[Problem]
In the records below, find each line containing the word "keypad" and copy it.

[Source material]
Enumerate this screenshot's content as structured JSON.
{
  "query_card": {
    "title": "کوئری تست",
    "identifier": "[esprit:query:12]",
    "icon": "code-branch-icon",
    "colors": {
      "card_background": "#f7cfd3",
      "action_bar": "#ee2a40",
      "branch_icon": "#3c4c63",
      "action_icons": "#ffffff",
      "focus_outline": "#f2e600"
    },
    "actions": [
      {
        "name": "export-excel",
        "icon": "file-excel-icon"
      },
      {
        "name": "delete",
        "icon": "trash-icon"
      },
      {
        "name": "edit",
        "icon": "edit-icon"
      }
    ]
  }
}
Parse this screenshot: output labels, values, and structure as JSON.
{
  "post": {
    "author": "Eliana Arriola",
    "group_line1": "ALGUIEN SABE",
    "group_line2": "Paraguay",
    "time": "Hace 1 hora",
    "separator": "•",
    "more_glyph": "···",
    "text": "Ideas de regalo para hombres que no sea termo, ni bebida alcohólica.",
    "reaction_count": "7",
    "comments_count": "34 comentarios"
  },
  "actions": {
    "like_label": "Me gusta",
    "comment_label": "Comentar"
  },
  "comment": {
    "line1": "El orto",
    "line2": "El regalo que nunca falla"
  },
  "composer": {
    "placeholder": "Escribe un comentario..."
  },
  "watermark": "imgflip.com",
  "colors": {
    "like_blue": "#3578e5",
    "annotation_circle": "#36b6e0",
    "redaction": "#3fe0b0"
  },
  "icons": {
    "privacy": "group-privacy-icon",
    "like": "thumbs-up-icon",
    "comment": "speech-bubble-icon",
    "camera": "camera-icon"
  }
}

==

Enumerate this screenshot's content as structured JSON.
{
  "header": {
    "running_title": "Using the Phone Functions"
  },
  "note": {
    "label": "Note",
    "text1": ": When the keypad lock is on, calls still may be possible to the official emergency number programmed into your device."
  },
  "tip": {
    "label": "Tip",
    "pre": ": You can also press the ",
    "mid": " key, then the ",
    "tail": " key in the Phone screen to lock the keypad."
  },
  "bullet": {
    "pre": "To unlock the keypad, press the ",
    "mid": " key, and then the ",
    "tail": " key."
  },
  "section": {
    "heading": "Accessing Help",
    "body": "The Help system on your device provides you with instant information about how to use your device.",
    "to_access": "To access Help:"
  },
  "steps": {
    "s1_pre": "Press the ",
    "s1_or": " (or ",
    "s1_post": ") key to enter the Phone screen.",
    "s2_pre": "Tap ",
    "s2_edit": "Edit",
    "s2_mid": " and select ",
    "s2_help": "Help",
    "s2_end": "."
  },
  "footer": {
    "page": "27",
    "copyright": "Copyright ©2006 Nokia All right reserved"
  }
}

[Output of the task]
    "text1": ": When the keypad lock is on, calls still may be possible to the official emergency number programmed into your device."
    "tail": " key in the Phone screen to lock the keypad."
    "pre": "To unlock the keypad, press the ",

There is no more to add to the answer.